Task objective.
Comb through the entries for "said" and pull out each line that holds it.

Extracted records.

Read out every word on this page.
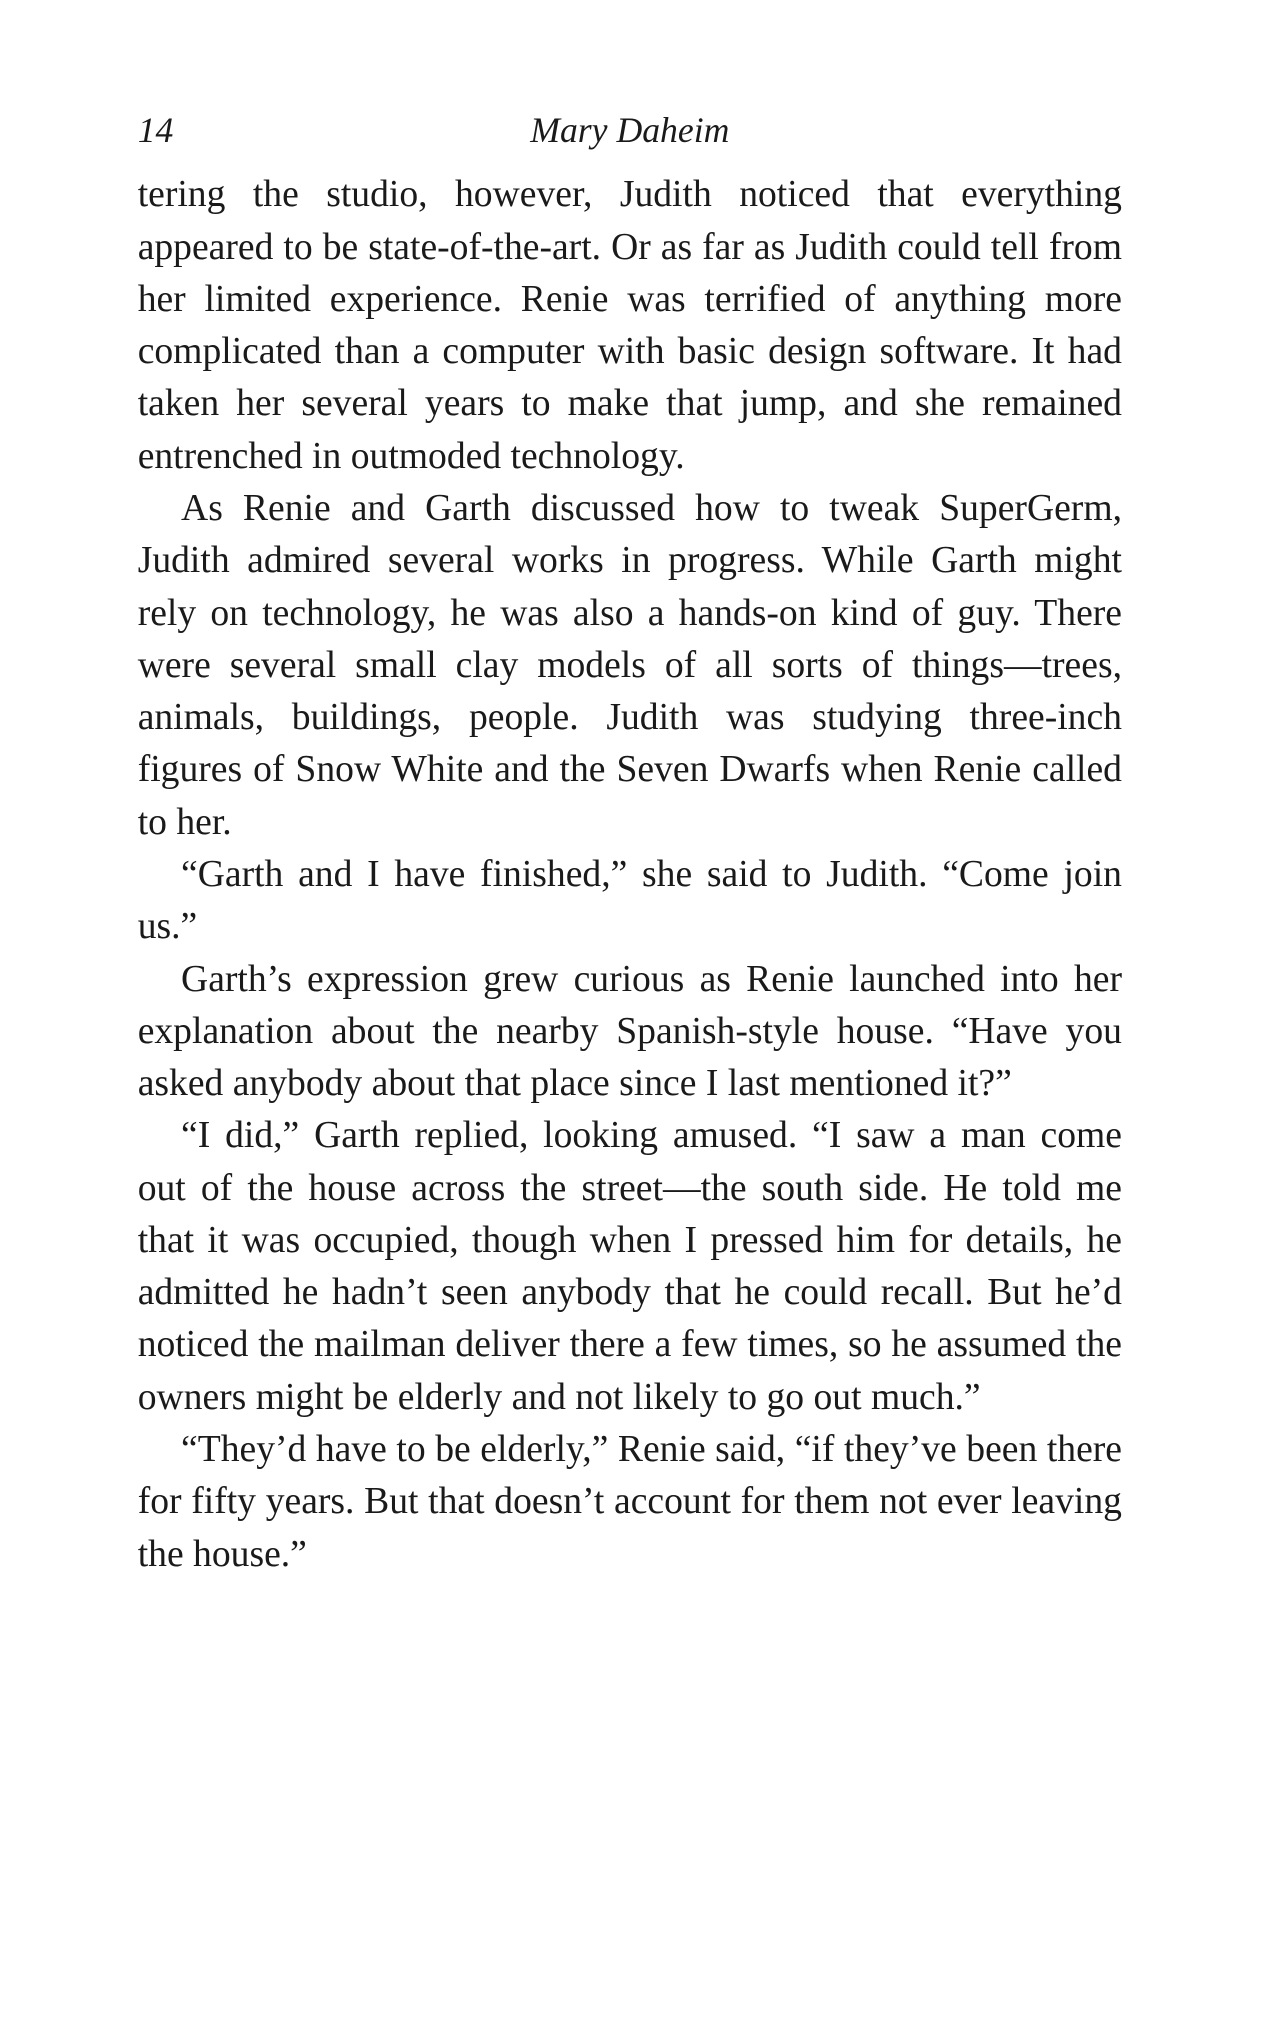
14	Mary Daheim

tering the studio, however, Judith noticed that everything appeared to be state-of-the-art. Or as far as Judith could tell from her limited experience. Renie was terrified of anything more complicated than a computer with basic design software. It had taken her several years to make that jump, and she remained entrenched in outmoded technology.

As Renie and Garth discussed how to tweak SuperGerm, Judith admired several works in progress. While Garth might rely on technology, he was also a hands-on kind of guy. There were several small clay models of all sorts of things—trees, animals, buildings, people. Judith was studying three-inch figures of Snow White and the Seven Dwarfs when Renie called to her.

“Garth and I have finished,” she said to Judith. “Come join us.”

Garth’s expression grew curious as Renie launched into her explanation about the nearby Spanish-style house. “Have you asked anybody about that place since I last mentioned it?”

“I did,” Garth replied, looking amused. “I saw a man come out of the house across the street—the south side. He told me that it was occupied, though when I pressed him for details, he admitted he hadn’t seen anybody that he could recall. But he’d noticed the mailman deliver there a few times, so he assumed the owners might be elderly and not likely to go out much.”

“They’d have to be elderly,” Renie said, “if they’ve been there for fifty years. But that doesn’t account for them not ever leaving the house.”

Answer to this exercise.
“Garth and I have finished,” she said to Judith. “Come join us.”
“They’d have to be elderly,” Renie said, “if they’ve been there for fifty years. But that doesn’t account for them not ever leaving the house.”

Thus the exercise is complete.